■ PASSAGE SHOWN:
◆ ◆ ◆

Finally, feminist rhetorical methodologies allow not just for a critical awareness of the affordances of tools, but an active engagement to retool them according to our theoretical perspectives and research goals. By reorienting practices from focusing on the quantitatively greatest data points in the Tableau chart and graph visualizations to using Tableau to identify what might otherwise be missed and overlooked in these measures, re-arrangement becomes a key rhetorical strategy we can employ to locate and human read individual tweets that might otherwise become the missing data in our collections. By first being aware of the guiding perspective of tools and visualizations like Tableau and then actively using them differently—arranging the affordances to locate and highlight data that is present but not deemed significant by these technologies—we not only take more responsibility for our research outcomes but develop practices that come closer to actualizing the playful and inventive potential of engaging technological infrastructures advocated for by rhetoric scholars like Gries (2015) and Douglas Eyman (2016). We also demonstrate to other fields that data isn't neutral, tools aren't fact-finding machines, and visualizations don't lack authorial framing and perspective. By doing so, perhaps we progress towards what Kitchin (2014) identified as one of the positive potentialities of humanities-based engagement with large datasets and their attendant technologies: modifying positivist data epistemologies to show that "the research conducted is reflexive and open with respect to the research process, acknowledging the contingencies and relationalities of the approach employed, thus producing nuanced and contextualized accounts" (p. 9).

◆ ◆ ◆

■ LISTED ENTRIES:
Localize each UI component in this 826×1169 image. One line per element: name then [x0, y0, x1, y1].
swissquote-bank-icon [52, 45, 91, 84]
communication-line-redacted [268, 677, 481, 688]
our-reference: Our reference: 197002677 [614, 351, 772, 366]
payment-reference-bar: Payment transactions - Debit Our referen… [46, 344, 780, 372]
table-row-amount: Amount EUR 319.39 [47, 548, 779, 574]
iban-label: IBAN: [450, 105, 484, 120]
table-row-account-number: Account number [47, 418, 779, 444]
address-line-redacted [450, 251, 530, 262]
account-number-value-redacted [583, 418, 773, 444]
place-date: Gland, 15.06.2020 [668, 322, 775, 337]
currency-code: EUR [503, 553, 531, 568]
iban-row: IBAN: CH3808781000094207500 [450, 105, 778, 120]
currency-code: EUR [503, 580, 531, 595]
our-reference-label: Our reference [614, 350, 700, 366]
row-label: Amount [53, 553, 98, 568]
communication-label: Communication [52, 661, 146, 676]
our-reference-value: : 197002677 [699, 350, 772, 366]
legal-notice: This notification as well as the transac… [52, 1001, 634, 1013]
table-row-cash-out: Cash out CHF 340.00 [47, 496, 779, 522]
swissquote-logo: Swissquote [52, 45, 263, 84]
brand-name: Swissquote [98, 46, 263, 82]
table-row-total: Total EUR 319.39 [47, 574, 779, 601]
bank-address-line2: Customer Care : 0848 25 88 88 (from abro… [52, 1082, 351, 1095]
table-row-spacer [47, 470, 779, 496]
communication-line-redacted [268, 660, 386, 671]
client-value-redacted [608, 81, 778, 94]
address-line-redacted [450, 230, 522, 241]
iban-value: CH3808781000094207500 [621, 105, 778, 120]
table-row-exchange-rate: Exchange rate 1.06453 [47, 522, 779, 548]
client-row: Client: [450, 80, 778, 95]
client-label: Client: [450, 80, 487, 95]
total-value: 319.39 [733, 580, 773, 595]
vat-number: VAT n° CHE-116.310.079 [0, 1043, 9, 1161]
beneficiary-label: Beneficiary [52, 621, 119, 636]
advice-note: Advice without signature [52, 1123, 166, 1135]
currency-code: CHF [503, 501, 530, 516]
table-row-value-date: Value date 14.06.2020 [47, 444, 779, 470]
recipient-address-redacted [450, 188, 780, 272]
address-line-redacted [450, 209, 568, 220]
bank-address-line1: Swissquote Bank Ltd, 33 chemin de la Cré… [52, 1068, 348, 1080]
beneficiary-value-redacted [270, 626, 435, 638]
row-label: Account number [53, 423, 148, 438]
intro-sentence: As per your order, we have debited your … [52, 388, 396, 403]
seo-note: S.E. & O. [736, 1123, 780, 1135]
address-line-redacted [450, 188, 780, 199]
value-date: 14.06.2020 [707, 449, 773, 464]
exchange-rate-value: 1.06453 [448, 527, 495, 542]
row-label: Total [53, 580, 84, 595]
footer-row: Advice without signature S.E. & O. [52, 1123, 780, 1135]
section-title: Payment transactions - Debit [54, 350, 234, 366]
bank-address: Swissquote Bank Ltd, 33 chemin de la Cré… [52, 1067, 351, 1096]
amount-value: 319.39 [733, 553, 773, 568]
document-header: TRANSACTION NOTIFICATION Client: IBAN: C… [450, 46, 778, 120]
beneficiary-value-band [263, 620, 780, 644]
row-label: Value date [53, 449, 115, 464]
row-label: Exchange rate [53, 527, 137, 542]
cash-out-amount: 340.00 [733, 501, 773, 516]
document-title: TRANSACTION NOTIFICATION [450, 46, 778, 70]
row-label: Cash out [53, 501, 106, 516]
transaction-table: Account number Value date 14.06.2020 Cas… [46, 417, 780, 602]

◆ ◆ ◆

■ PROBLEMS TO SOLVE:
[A] Rewrite the paragraph in the passage on feminist rhetorical methodologies that begins "Finally, feminist rhetorical methodologies" as a bulleted list that keeps its main facts.
[B] Pick up the passage on feminist rhetorical methodologies after its last sentence and continue it with one more paragraph.

■ OUTPUTS IN ORDER:
[A]
- Feminist rhetorical methodologies allow both critical awareness of tools' affordances and active retooling of those tools to fit theoretical perspectives and research goals.
- Re-arrangement is a key rhetorical strategy. Rather than focusing on the quantitatively greatest data points in Tableau charts and graphs, researchers can use Tableau to find overlooked material and then human read individual tweets that might otherwise become missing data.
- Knowing a tool's guiding perspective and then using it differently has two benefits. Researchers take more responsibility for their outcomes, and their practices come closer to the playful, inventive potential advocated by Gries (2015) and Douglas Eyman (2016).
- This approach shows other fields that data isn't neutral, that tools aren't fact-finding machines, and that visualizations carry authorial framing and perspective.
- It may also advance what Kitchin (2014) saw as a positive potential of humanities work with large datasets. That potential is modifying positivist data epistemologies so that research is reflexive, open, and productive of nuanced, contextualized accounts.

[B]
Although I eagerly await free and accessible data collection, analysis, and visualization tools built around our shared disciplinary principles and needs, I also share Aaron Beveridge's (2018) urgency that the time to develop data analysis methodologies is now. As Cathy O'Neil (2016) emphasized in Weapons of Math Destruction, data-born ways of knowing are only increasing and "predictive models are, increasingly, the tools we will be relying on to run our institutions, deploy our resources, and manage our lives" (p. 218). As such, data literacy, which includes methodologies for practicing data analysis and visualization, is paramount to our research and teaching practices. Teaching students data literacy through hands-on engagement with collection, analysis, and visualization tools can make manifest the ways in which data is not abstract but situated and constructed. Furthermore, as modes like datafied ways of knowing and visualization become dominant ways of communicating and knowing the world, students should develop the literacies and skills that allow critical engagements with data and visualization.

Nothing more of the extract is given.